• _Exercise_
Return each entry exactly, with none missing.

• _Collected data_
┌──
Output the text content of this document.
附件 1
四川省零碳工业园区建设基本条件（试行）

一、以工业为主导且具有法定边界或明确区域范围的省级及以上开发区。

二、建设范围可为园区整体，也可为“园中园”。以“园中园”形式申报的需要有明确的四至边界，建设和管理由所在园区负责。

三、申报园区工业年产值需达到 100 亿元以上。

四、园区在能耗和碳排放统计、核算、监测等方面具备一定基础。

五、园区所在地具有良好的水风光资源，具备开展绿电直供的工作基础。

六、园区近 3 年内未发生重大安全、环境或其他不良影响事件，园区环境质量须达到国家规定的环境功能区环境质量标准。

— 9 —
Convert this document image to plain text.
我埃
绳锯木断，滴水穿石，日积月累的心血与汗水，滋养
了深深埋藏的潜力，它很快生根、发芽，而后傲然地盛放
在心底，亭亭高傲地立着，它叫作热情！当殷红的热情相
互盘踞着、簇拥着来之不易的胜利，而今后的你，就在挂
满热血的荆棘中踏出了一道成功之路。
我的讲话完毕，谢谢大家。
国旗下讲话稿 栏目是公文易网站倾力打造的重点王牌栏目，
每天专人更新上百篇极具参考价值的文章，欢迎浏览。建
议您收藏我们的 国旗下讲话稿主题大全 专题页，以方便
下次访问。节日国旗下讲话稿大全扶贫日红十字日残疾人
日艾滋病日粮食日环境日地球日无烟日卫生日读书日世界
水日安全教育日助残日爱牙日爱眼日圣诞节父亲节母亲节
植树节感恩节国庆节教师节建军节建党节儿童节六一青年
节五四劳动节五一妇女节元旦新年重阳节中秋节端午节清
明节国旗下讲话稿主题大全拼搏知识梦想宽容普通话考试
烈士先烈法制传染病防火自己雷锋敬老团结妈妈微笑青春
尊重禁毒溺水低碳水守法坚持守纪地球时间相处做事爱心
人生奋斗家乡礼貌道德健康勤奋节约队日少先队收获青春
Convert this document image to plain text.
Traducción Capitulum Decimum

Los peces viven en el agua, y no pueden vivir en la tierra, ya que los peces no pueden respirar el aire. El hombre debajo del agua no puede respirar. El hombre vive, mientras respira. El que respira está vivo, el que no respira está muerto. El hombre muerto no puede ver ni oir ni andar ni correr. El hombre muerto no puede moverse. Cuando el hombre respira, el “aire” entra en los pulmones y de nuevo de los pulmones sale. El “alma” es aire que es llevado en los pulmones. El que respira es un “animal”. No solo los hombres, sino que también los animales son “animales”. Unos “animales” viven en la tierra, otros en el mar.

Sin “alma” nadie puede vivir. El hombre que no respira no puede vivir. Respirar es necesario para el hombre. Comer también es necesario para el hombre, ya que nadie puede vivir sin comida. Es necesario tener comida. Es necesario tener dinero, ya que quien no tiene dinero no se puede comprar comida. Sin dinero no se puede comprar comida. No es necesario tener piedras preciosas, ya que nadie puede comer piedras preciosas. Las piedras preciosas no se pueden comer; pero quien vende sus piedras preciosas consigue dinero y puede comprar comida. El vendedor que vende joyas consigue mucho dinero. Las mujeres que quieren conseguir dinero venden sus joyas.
└──
• _Response below_
Output the text content of this document.
附件 1
四川省零碳工业园区建设基本条件（试行）

一、以工业为主导且具有法定边界或明确区域范围的省级及以上开发区。

二、建设范围可为园区整体，也可为“园中园”。以“园中园”形式申报的需要有明确的四至边界，建设和管理由所在园区负责。

三、申报园区工业年产值需达到 100 亿元以上。

四、园区在能耗和碳排放统计、核算、监测等方面具备一定基础。

五、园区所在地具有良好的水风光资源，具备开展绿电直供的工作基础。

六、园区近 3 年内未发生重大安全、环境或其他不良影响事件，园区环境质量须达到国家规定的环境功能区环境质量标准。

— 9 —
Convert this document image to plain text.
我埃
绳锯木断，滴水穿石，日积月累的心血与汗水，滋养
了深深埋藏的潜力，它很快生根、发芽，而后傲然地盛放
在心底，亭亭高傲地立着，它叫作热情！当殷红的热情相
互盘踞着、簇拥着来之不易的胜利，而今后的你，就在挂
满热血的荆棘中踏出了一道成功之路。
我的讲话完毕，谢谢大家。
国旗下讲话稿 栏目是公文易网站倾力打造的重点王牌栏目，
每天专人更新上百篇极具参考价值的文章，欢迎浏览。建
议您收藏我们的 国旗下讲话稿主题大全 专题页，以方便
下次访问。节日国旗下讲话稿大全扶贫日红十字日残疾人
日艾滋病日粮食日环境日地球日无烟日卫生日读书日世界
水日安全教育日助残日爱牙日爱眼日圣诞节父亲节母亲节
植树节感恩节国庆节教师节建军节建党节儿童节六一青年
节五四劳动节五一妇女节元旦新年重阳节中秋节端午节清
明节国旗下讲话稿主题大全拼搏知识梦想宽容普通话考试
烈士先烈法制传染病防火自己雷锋敬老团结妈妈微笑青春
尊重禁毒溺水低碳水守法坚持守纪地球时间相处做事爱心
人生奋斗家乡礼貌道德健康勤奋节约队日少先队收获青春
Convert this document image to plain text.
Traducción Capitulum Decimum

Los peces viven en el agua, y no pueden vivir en la tierra, ya que los peces no pueden respirar el aire. El hombre debajo del agua no puede respirar. El hombre vive, mientras respira. El que respira está vivo, el que no respira está muerto. El hombre muerto no puede ver ni oir ni andar ni correr. El hombre muerto no puede moverse. Cuando el hombre respira, el “aire” entra en los pulmones y de nuevo de los pulmones sale. El “alma” es aire que es llevado en los pulmones. El que respira es un “animal”. No solo los hombres, sino que también los animales son “animales”. Unos “animales” viven en la tierra, otros en el mar.

Sin “alma” nadie puede vivir. El hombre que no respira no puede vivir. Respirar es necesario para el hombre. Comer también es necesario para el hombre, ya que nadie puede vivir sin comida. Es necesario tener comida. Es necesario tener dinero, ya que quien no tiene dinero no se puede comprar comida. Sin dinero no se puede comprar comida. No es necesario tener piedras preciosas, ya que nadie puede comer piedras preciosas. Las piedras preciosas no se pueden comer; pero quien vende sus piedras preciosas consigue dinero y puede comprar comida. El vendedor que vende joyas consigue mucho dinero. Las mujeres que quieren conseguir dinero venden sus joyas.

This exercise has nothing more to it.